Transcribe every line of the listing below without any deviation.

===== Data shown

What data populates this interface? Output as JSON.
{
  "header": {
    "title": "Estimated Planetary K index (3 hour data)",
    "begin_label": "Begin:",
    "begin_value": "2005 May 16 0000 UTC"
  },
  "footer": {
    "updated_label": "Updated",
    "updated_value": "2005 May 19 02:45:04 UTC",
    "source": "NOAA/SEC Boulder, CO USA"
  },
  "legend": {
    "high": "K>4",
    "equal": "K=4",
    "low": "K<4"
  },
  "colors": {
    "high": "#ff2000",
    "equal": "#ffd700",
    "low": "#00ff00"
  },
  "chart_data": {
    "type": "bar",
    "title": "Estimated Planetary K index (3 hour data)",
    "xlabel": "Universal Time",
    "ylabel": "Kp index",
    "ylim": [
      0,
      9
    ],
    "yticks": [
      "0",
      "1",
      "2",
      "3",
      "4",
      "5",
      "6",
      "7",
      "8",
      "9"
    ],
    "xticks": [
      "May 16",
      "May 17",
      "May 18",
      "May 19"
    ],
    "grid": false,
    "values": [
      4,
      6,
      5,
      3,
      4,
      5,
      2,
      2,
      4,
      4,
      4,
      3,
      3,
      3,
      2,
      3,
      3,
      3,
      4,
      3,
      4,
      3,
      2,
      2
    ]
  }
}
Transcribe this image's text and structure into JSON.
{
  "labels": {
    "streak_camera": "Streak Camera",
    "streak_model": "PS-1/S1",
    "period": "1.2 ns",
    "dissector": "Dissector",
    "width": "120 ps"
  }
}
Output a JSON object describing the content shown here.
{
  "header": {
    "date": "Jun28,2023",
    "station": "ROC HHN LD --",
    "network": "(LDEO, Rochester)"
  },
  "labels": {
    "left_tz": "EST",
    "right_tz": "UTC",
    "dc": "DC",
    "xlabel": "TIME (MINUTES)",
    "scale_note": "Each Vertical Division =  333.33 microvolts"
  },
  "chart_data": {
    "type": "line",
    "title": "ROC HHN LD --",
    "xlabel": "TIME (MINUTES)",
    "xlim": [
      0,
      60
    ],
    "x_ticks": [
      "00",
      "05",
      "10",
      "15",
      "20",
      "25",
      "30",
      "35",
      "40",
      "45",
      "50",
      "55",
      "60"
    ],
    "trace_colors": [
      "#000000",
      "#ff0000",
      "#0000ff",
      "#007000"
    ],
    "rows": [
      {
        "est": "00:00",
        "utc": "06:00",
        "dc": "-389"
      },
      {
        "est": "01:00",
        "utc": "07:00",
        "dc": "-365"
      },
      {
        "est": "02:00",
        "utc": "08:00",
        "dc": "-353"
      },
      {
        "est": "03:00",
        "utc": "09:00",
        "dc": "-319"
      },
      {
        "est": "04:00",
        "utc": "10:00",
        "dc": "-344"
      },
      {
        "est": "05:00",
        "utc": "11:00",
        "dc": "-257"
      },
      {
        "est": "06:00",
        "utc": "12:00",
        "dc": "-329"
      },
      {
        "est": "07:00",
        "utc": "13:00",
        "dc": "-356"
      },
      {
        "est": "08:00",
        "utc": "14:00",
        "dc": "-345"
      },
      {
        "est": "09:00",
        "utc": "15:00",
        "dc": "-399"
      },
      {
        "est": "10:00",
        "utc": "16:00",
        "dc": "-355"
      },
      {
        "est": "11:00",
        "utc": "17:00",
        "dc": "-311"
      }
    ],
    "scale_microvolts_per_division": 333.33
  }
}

==========

Result >>
What data populates this interface? Output as JSON.
{
  "header": {
    "title": "Estimated Planetary K index (3 hour data)",
    "begin_label": "Begin:",
    "begin_value": "2005 May 16 0000 UTC"
  },
  "footer": {
    "updated_label": "Updated",
    "updated_value": "2005 May 19 02:45:04 UTC",
    "source": "NOAA/SEC Boulder, CO USA"
  },
  "legend": {
    "high": "K>4",
    "equal": "K=4",
    "low": "K<4"
  },
  "colors": {
    "high": "#ff2000",
    "equal": "#ffd700",
    "low": "#00ff00"
  },
  "chart_data": {
    "type": "bar",
    "title": "Estimated Planetary K index (3 hour data)",
    "xlabel": "Universal Time",
    "ylabel": "Kp index",
    "ylim": [
      0,
      9
    ],
    "yticks": [
      "0",
      "1",
      "2",
      "3",
      "4",
      "5",
      "6",
      "7",
      "8",
      "9"
    ],
    "xticks": [
      "May 16",
      "May 17",
      "May 18",
      "May 19"
    ],
    "grid": false,
    "values": [
      4,
      6,
      5,
      3,
      4,
      5,
      2,
      2,
      4,
      4,
      4,
      3,
      3,
      3,
      2,
      3,
      3,
      3,
      4,
      3,
      4,
      3,
      2,
      2
    ]
  }
}
Transcribe this image's text and structure into JSON.
{
  "labels": {
    "streak_camera": "Streak Camera",
    "streak_model": "PS-1/S1",
    "period": "1.2 ns",
    "dissector": "Dissector",
    "width": "120 ps"
  }
}
Output a JSON object describing the content shown here.
{
  "header": {
    "date": "Jun28,2023",
    "station": "ROC HHN LD --",
    "network": "(LDEO, Rochester)"
  },
  "labels": {
    "left_tz": "EST",
    "right_tz": "UTC",
    "dc": "DC",
    "xlabel": "TIME (MINUTES)",
    "scale_note": "Each Vertical Division =  333.33 microvolts"
  },
  "chart_data": {
    "type": "line",
    "title": "ROC HHN LD --",
    "xlabel": "TIME (MINUTES)",
    "xlim": [
      0,
      60
    ],
    "x_ticks": [
      "00",
      "05",
      "10",
      "15",
      "20",
      "25",
      "30",
      "35",
      "40",
      "45",
      "50",
      "55",
      "60"
    ],
    "trace_colors": [
      "#000000",
      "#ff0000",
      "#0000ff",
      "#007000"
    ],
    "rows": [
      {
        "est": "00:00",
        "utc": "06:00",
        "dc": "-389"
      },
      {
        "est": "01:00",
        "utc": "07:00",
        "dc": "-365"
      },
      {
        "est": "02:00",
        "utc": "08:00",
        "dc": "-353"
      },
      {
        "est": "03:00",
        "utc": "09:00",
        "dc": "-319"
      },
      {
        "est": "04:00",
        "utc": "10:00",
        "dc": "-344"
      },
      {
        "est": "05:00",
        "utc": "11:00",
        "dc": "-257"
      },
      {
        "est": "06:00",
        "utc": "12:00",
        "dc": "-329"
      },
      {
        "est": "07:00",
        "utc": "13:00",
        "dc": "-356"
      },
      {
        "est": "08:00",
        "utc": "14:00",
        "dc": "-345"
      },
      {
        "est": "09:00",
        "utc": "15:00",
        "dc": "-399"
      },
      {
        "est": "10:00",
        "utc": "16:00",
        "dc": "-355"
      },
      {
        "est": "11:00",
        "utc": "17:00",
        "dc": "-311"
      }
    ],
    "scale_microvolts_per_division": 333.33
  }
}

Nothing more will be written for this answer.